[Dataset entries]
################

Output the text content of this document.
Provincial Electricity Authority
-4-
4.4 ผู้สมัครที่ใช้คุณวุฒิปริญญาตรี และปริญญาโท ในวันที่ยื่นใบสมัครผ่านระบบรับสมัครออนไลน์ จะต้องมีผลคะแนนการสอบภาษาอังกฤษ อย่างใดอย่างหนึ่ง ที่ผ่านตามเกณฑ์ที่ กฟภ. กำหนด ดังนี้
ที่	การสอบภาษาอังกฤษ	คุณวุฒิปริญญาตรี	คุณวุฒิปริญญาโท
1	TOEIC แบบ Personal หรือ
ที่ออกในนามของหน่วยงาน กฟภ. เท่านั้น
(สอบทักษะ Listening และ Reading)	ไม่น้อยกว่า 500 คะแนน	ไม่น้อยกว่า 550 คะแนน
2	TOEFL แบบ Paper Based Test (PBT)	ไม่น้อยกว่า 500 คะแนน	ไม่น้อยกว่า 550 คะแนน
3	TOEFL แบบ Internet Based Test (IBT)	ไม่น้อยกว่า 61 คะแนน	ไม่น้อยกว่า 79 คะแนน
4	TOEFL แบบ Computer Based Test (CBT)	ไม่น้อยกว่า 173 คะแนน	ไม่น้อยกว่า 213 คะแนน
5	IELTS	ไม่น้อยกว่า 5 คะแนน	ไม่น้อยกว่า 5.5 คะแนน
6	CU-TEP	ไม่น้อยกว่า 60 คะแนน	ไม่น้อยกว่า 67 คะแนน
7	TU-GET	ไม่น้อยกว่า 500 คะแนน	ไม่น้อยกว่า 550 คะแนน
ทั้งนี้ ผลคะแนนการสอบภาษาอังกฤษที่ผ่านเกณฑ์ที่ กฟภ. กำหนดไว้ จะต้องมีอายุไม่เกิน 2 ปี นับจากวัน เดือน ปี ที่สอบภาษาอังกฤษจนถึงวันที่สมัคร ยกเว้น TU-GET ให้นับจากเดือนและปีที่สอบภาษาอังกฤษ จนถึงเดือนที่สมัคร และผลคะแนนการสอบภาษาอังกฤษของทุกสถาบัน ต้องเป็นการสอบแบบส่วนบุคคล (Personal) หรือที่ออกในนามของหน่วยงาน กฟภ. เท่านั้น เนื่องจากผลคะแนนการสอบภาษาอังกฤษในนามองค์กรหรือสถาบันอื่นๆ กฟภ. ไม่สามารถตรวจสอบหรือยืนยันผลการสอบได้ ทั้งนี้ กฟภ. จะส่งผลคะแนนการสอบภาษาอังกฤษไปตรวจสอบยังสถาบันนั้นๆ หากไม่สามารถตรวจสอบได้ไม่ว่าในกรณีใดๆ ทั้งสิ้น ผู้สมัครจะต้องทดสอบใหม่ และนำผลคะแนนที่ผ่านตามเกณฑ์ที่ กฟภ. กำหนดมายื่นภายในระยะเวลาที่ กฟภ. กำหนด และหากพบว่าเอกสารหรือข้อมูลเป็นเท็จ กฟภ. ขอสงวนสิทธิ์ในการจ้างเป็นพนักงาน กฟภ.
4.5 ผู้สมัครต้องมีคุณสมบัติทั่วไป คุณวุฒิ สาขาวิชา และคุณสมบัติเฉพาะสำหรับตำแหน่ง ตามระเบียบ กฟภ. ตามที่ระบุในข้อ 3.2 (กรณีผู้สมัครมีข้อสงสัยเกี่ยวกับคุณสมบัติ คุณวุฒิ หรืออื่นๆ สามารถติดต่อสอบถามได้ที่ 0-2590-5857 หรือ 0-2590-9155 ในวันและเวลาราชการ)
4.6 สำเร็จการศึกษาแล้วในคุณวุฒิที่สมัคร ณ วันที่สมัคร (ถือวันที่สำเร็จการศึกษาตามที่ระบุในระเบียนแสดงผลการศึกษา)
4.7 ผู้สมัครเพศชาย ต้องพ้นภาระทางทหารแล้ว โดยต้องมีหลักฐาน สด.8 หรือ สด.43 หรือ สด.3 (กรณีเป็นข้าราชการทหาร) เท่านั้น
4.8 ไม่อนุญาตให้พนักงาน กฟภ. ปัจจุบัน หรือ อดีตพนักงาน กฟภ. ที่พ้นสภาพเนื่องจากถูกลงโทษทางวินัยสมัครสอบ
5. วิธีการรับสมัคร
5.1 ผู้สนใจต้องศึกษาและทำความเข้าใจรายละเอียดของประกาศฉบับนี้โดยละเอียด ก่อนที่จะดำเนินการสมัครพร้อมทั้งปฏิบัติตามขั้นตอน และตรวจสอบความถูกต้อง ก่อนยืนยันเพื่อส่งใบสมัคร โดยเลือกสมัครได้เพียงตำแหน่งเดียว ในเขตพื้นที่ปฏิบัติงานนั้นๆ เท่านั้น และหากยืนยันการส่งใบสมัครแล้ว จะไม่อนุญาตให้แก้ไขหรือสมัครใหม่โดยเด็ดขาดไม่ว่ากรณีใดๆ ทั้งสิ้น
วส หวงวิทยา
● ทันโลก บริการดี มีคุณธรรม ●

################

CHALLENGE: Reproduce all of the entries word for word.

EXERCISE ANSWER:
Output the text content of this document.
Provincial Electricity Authority
-4-
4.4 ผู้สมัครที่ใช้คุณวุฒิปริญญาตรี และปริญญาโท ในวันที่ยื่นใบสมัครผ่านระบบรับสมัครออนไลน์ จะต้องมีผลคะแนนการสอบภาษาอังกฤษ อย่างใดอย่างหนึ่ง ที่ผ่านตามเกณฑ์ที่ กฟภ. กำหนด ดังนี้
ที่	การสอบภาษาอังกฤษ	คุณวุฒิปริญญาตรี	คุณวุฒิปริญญาโท
1	TOEIC แบบ Personal หรือ
ที่ออกในนามของหน่วยงาน กฟภ. เท่านั้น
(สอบทักษะ Listening และ Reading)	ไม่น้อยกว่า 500 คะแนน	ไม่น้อยกว่า 550 คะแนน
2	TOEFL แบบ Paper Based Test (PBT)	ไม่น้อยกว่า 500 คะแนน	ไม่น้อยกว่า 550 คะแนน
3	TOEFL แบบ Internet Based Test (IBT)	ไม่น้อยกว่า 61 คะแนน	ไม่น้อยกว่า 79 คะแนน
4	TOEFL แบบ Computer Based Test (CBT)	ไม่น้อยกว่า 173 คะแนน	ไม่น้อยกว่า 213 คะแนน
5	IELTS	ไม่น้อยกว่า 5 คะแนน	ไม่น้อยกว่า 5.5 คะแนน
6	CU-TEP	ไม่น้อยกว่า 60 คะแนน	ไม่น้อยกว่า 67 คะแนน
7	TU-GET	ไม่น้อยกว่า 500 คะแนน	ไม่น้อยกว่า 550 คะแนน
ทั้งนี้ ผลคะแนนการสอบภาษาอังกฤษที่ผ่านเกณฑ์ที่ กฟภ. กำหนดไว้ จะต้องมีอายุไม่เกิน 2 ปี นับจากวัน เดือน ปี ที่สอบภาษาอังกฤษจนถึงวันที่สมัคร ยกเว้น TU-GET ให้นับจากเดือนและปีที่สอบภาษาอังกฤษ จนถึงเดือนที่สมัคร และผลคะแนนการสอบภาษาอังกฤษของทุกสถาบัน ต้องเป็นการสอบแบบส่วนบุคคล (Personal) หรือที่ออกในนามของหน่วยงาน กฟภ. เท่านั้น เนื่องจากผลคะแนนการสอบภาษาอังกฤษในนามองค์กรหรือสถาบันอื่นๆ กฟภ. ไม่สามารถตรวจสอบหรือยืนยันผลการสอบได้ ทั้งนี้ กฟภ. จะส่งผลคะแนนการสอบภาษาอังกฤษไปตรวจสอบยังสถาบันนั้นๆ หากไม่สามารถตรวจสอบได้ไม่ว่าในกรณีใดๆ ทั้งสิ้น ผู้สมัครจะต้องทดสอบใหม่ และนำผลคะแนนที่ผ่านตามเกณฑ์ที่ กฟภ. กำหนดมายื่นภายในระยะเวลาที่ กฟภ. กำหนด และหากพบว่าเอกสารหรือข้อมูลเป็นเท็จ กฟภ. ขอสงวนสิทธิ์ในการจ้างเป็นพนักงาน กฟภ.
4.5 ผู้สมัครต้องมีคุณสมบัติทั่วไป คุณวุฒิ สาขาวิชา และคุณสมบัติเฉพาะสำหรับตำแหน่ง ตามระเบียบ กฟภ. ตามที่ระบุในข้อ 3.2 (กรณีผู้สมัครมีข้อสงสัยเกี่ยวกับคุณสมบัติ คุณวุฒิ หรืออื่นๆ สามารถติดต่อสอบถามได้ที่ 0-2590-5857 หรือ 0-2590-9155 ในวันและเวลาราชการ)
4.6 สำเร็จการศึกษาแล้วในคุณวุฒิที่สมัคร ณ วันที่สมัคร (ถือวันที่สำเร็จการศึกษาตามที่ระบุในระเบียนแสดงผลการศึกษา)
4.7 ผู้สมัครเพศชาย ต้องพ้นภาระทางทหารแล้ว โดยต้องมีหลักฐาน สด.8 หรือ สด.43 หรือ สด.3 (กรณีเป็นข้าราชการทหาร) เท่านั้น
4.8 ไม่อนุญาตให้พนักงาน กฟภ. ปัจจุบัน หรือ อดีตพนักงาน กฟภ. ที่พ้นสภาพเนื่องจากถูกลงโทษทางวินัยสมัครสอบ
5. วิธีการรับสมัคร
5.1 ผู้สนใจต้องศึกษาและทำความเข้าใจรายละเอียดของประกาศฉบับนี้โดยละเอียด ก่อนที่จะดำเนินการสมัครพร้อมทั้งปฏิบัติตามขั้นตอน และตรวจสอบความถูกต้อง ก่อนยืนยันเพื่อส่งใบสมัคร โดยเลือกสมัครได้เพียงตำแหน่งเดียว ในเขตพื้นที่ปฏิบัติงานนั้นๆ เท่านั้น และหากยืนยันการส่งใบสมัครแล้ว จะไม่อนุญาตให้แก้ไขหรือสมัครใหม่โดยเด็ดขาดไม่ว่ากรณีใดๆ ทั้งสิ้น
วส หวงวิทยา
● ทันโลก บริการดี มีคุณธรรม ●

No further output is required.